*The problem*.
Copy every line of the records below word for word.

--- begin ---

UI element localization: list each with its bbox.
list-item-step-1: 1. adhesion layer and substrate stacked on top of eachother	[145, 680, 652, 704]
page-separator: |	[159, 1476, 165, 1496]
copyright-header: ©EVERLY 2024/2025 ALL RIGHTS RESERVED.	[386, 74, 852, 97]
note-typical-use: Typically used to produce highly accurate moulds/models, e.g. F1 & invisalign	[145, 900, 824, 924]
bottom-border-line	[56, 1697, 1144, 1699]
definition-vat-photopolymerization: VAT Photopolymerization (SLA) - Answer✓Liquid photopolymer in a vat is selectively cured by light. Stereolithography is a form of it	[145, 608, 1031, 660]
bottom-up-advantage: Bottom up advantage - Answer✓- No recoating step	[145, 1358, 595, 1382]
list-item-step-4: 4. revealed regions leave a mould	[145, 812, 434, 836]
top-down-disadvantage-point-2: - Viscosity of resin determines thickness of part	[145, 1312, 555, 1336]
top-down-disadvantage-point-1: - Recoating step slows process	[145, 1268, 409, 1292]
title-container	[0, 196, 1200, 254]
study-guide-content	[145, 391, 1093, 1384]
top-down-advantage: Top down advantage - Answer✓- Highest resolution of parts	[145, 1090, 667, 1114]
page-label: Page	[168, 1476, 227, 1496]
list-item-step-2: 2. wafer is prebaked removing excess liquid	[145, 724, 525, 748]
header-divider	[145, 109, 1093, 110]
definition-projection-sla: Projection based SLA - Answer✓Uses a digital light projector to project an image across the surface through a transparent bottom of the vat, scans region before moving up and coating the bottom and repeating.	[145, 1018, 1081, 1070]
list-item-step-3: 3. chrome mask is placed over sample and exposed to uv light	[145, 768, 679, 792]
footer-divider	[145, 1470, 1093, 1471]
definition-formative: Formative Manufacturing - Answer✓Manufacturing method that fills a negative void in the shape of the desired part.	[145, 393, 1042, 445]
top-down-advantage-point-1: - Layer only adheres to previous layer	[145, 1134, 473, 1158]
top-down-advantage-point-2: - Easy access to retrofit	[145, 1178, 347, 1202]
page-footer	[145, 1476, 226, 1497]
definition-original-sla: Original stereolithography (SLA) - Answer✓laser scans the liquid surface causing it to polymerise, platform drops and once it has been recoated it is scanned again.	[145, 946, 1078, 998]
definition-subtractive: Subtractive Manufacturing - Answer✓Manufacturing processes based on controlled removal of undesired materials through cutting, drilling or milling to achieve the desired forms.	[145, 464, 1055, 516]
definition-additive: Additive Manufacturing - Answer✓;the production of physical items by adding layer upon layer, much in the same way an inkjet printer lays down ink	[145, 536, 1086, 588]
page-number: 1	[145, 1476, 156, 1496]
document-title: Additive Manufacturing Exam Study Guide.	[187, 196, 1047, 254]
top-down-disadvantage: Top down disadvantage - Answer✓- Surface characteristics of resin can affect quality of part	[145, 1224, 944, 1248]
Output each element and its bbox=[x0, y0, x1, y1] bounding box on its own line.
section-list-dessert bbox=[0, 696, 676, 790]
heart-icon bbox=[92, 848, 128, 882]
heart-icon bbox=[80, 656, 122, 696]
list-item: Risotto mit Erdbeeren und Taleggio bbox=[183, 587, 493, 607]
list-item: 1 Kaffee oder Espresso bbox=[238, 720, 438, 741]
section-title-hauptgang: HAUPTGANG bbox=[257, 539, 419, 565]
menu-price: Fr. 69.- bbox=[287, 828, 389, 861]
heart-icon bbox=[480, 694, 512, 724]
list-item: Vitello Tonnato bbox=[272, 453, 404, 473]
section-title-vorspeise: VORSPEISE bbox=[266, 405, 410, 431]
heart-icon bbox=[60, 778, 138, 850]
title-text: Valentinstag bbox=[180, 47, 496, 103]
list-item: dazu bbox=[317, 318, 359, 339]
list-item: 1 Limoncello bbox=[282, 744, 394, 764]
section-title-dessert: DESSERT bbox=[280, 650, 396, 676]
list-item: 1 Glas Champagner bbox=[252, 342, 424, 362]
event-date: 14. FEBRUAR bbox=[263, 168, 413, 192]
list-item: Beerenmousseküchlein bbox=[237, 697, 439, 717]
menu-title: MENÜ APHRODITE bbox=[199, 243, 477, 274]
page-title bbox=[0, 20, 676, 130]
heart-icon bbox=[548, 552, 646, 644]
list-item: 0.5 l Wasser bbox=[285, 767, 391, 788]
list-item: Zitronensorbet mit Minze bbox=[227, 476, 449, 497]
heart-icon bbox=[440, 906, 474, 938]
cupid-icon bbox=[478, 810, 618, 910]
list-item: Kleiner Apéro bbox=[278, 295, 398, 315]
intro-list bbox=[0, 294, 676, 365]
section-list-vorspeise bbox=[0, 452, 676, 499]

--- end ---

*Written response*.
UI element localization: list each with its bbox.
list-item-step-1: 1. adhesion layer and substrate stacked on top of eachother	[145, 680, 652, 704]
page-separator: |	[159, 1476, 165, 1496]
copyright-header: ©EVERLY 2024/2025 ALL RIGHTS RESERVED.	[386, 74, 852, 97]
note-typical-use: Typically used to produce highly accurate moulds/models, e.g. F1 & invisalign	[145, 900, 824, 924]
bottom-border-line	[56, 1697, 1144, 1699]
definition-vat-photopolymerization: VAT Photopolymerization (SLA) - Answer✓Liquid photopolymer in a vat is selectively cured by light. Stereolithography is a form of it	[145, 608, 1031, 660]
bottom-up-advantage: Bottom up advantage - Answer✓- No recoating step	[145, 1358, 595, 1382]
list-item-step-4: 4. revealed regions leave a mould	[145, 812, 434, 836]
top-down-disadvantage-point-2: - Viscosity of resin determines thickness of part	[145, 1312, 555, 1336]
top-down-disadvantage-point-1: - Recoating step slows process	[145, 1268, 409, 1292]
title-container	[0, 196, 1200, 254]
study-guide-content	[145, 391, 1093, 1384]
top-down-advantage: Top down advantage - Answer✓- Highest resolution of parts	[145, 1090, 667, 1114]
page-label: Page	[168, 1476, 227, 1496]
list-item-step-2: 2. wafer is prebaked removing excess liquid	[145, 724, 525, 748]
header-divider	[145, 109, 1093, 110]
definition-projection-sla: Projection based SLA - Answer✓Uses a digital light projector to project an image across the surface through a transparent bottom of the vat, scans region before moving up and coating the bottom and repeating.	[145, 1018, 1081, 1070]
list-item-step-3: 3. chrome mask is placed over sample and exposed to uv light	[145, 768, 679, 792]
footer-divider	[145, 1470, 1093, 1471]
definition-formative: Formative Manufacturing - Answer✓Manufacturing method that fills a negative void in the shape of the desired part.	[145, 393, 1042, 445]
top-down-advantage-point-1: - Layer only adheres to previous layer	[145, 1134, 473, 1158]
top-down-advantage-point-2: - Easy access to retrofit	[145, 1178, 347, 1202]
page-footer	[145, 1476, 226, 1497]
definition-original-sla: Original stereolithography (SLA) - Answer✓laser scans the liquid surface causing it to polymerise, platform drops and once it has been recoated it is scanned again.	[145, 946, 1078, 998]
definition-subtractive: Subtractive Manufacturing - Answer✓Manufacturing processes based on controlled removal of undesired materials through cutting, drilling or milling to achieve the desired forms.	[145, 464, 1055, 516]
definition-additive: Additive Manufacturing - Answer✓;the production of physical items by adding layer upon layer, much in the same way an inkjet printer lays down ink	[145, 536, 1086, 588]
page-number: 1	[145, 1476, 156, 1496]
document-title: Additive Manufacturing Exam Study Guide.	[187, 196, 1047, 254]
top-down-disadvantage: Top down disadvantage - Answer✓- Surface characteristics of resin can affect quality of part	[145, 1224, 944, 1248]
Output each element and its bbox=[x0, y0, x1, y1] bounding box on its own line.
section-list-dessert bbox=[0, 696, 676, 790]
heart-icon bbox=[92, 848, 128, 882]
heart-icon bbox=[80, 656, 122, 696]
list-item: Risotto mit Erdbeeren und Taleggio bbox=[183, 587, 493, 607]
list-item: 1 Kaffee oder Espresso bbox=[238, 720, 438, 741]
section-title-hauptgang: HAUPTGANG bbox=[257, 539, 419, 565]
menu-price: Fr. 69.- bbox=[287, 828, 389, 861]
heart-icon bbox=[480, 694, 512, 724]
list-item: Vitello Tonnato bbox=[272, 453, 404, 473]
section-title-vorspeise: VORSPEISE bbox=[266, 405, 410, 431]
heart-icon bbox=[60, 778, 138, 850]
title-text: Valentinstag bbox=[180, 47, 496, 103]
list-item: dazu bbox=[317, 318, 359, 339]
list-item: 1 Limoncello bbox=[282, 744, 394, 764]
section-title-dessert: DESSERT bbox=[280, 650, 396, 676]
list-item: 1 Glas Champagner bbox=[252, 342, 424, 362]
event-date: 14. FEBRUAR bbox=[263, 168, 413, 192]
list-item: Beerenmousseküchlein bbox=[237, 697, 439, 717]
menu-title: MENÜ APHRODITE bbox=[199, 243, 477, 274]
page-title bbox=[0, 20, 676, 130]
heart-icon bbox=[548, 552, 646, 644]
list-item: 0.5 l Wasser bbox=[285, 767, 391, 788]
list-item: Zitronensorbet mit Minze bbox=[227, 476, 449, 497]
heart-icon bbox=[440, 906, 474, 938]
cupid-icon bbox=[478, 810, 618, 910]
list-item: Kleiner Apéro bbox=[278, 295, 398, 315]
intro-list bbox=[0, 294, 676, 365]
section-list-vorspeise bbox=[0, 452, 676, 499]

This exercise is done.